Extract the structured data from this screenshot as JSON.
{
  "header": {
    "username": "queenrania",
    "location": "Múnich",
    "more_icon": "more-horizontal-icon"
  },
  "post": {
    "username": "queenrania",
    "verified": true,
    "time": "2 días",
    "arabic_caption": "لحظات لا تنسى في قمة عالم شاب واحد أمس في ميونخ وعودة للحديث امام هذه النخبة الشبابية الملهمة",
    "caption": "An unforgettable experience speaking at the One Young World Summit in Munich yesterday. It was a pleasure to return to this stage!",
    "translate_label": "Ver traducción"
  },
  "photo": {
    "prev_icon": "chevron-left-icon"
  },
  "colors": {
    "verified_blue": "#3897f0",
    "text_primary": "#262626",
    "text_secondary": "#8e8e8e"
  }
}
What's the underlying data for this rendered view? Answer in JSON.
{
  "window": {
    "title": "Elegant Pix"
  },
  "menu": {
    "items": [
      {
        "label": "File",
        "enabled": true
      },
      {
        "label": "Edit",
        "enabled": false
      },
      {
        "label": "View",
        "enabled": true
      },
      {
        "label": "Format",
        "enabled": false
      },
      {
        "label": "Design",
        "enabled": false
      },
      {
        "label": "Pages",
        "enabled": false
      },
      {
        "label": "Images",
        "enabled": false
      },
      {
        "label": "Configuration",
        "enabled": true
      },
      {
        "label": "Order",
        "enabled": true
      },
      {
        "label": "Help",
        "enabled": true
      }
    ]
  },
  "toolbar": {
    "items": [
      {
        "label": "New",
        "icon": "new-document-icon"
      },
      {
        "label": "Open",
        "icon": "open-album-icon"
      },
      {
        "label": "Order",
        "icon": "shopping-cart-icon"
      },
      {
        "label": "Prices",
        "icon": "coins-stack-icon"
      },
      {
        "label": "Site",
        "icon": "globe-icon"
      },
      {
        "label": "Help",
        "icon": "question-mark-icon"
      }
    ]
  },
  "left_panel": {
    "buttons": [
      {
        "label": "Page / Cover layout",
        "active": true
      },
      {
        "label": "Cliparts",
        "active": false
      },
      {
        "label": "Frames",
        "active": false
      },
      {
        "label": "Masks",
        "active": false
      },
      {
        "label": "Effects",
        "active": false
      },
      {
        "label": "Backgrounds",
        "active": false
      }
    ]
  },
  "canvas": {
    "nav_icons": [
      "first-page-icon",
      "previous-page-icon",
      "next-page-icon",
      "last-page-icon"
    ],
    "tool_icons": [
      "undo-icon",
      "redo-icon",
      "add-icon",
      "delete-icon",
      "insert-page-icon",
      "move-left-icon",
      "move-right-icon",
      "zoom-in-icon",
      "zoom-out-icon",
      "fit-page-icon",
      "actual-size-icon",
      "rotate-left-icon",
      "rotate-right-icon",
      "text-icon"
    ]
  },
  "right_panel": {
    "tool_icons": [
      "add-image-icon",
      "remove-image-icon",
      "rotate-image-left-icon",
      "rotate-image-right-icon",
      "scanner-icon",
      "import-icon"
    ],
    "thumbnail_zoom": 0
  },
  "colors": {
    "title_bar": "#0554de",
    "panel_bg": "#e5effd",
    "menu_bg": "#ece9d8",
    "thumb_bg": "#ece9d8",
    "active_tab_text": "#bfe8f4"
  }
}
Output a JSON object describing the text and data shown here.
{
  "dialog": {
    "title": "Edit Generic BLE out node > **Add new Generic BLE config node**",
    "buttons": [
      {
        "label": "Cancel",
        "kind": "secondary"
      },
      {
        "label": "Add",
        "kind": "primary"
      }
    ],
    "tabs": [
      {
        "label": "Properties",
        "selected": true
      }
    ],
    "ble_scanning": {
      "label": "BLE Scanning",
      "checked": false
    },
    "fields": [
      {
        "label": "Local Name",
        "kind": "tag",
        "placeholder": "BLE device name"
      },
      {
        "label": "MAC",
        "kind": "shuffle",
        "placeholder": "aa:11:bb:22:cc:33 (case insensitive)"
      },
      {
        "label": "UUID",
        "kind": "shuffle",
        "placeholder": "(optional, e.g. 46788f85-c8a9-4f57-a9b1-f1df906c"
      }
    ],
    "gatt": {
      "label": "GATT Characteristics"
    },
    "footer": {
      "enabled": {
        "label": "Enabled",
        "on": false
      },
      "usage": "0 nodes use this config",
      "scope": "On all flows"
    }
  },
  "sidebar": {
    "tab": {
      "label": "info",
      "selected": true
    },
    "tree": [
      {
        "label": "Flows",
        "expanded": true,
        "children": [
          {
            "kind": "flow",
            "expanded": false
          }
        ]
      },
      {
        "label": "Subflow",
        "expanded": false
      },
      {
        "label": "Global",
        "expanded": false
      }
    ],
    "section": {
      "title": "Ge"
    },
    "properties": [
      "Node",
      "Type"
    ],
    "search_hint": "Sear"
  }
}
★ ★ ★
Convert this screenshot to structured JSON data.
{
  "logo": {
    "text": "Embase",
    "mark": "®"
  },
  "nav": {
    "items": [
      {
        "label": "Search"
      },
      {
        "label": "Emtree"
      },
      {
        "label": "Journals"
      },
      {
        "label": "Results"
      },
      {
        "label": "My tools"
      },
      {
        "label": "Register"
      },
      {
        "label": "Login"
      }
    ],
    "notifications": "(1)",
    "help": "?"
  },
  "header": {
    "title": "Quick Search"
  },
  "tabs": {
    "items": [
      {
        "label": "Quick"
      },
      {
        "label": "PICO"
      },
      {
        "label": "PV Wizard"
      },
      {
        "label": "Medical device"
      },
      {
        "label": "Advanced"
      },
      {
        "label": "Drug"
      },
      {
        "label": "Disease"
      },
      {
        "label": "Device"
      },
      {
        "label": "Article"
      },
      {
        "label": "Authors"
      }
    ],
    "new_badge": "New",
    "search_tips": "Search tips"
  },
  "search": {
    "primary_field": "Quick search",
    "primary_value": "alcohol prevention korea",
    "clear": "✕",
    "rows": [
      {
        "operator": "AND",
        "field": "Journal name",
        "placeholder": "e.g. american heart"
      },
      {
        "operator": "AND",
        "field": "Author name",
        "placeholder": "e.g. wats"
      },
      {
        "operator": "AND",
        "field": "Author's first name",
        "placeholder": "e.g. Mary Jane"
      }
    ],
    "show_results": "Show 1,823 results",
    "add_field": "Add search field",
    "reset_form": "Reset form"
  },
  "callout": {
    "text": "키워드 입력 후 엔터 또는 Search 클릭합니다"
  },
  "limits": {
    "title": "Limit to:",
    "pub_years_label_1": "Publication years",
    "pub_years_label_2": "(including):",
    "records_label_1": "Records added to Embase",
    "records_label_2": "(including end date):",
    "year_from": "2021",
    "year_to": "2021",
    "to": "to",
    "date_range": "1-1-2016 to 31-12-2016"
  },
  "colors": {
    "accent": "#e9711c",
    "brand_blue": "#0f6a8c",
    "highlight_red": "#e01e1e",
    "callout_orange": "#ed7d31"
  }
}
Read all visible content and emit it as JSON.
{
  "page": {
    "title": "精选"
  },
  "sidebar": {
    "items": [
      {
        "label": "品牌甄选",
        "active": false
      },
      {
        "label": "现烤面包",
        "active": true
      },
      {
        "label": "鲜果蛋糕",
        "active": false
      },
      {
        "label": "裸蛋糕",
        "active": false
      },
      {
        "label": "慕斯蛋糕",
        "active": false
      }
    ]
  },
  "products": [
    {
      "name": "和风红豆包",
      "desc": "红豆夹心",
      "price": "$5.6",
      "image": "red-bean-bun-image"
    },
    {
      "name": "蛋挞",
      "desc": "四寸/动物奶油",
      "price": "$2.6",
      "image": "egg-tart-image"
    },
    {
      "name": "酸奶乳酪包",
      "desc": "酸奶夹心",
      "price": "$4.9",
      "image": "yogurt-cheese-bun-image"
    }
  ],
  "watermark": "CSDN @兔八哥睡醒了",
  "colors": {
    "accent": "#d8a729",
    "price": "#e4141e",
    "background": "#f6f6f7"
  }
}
★ ★ ★
## WORK TO BE COMPLETED
Return every line containing "screenshot".

## RESPONSE TO THE TASK
Extract the structured data from this screenshot as JSON.
Convert this screenshot to structured JSON data.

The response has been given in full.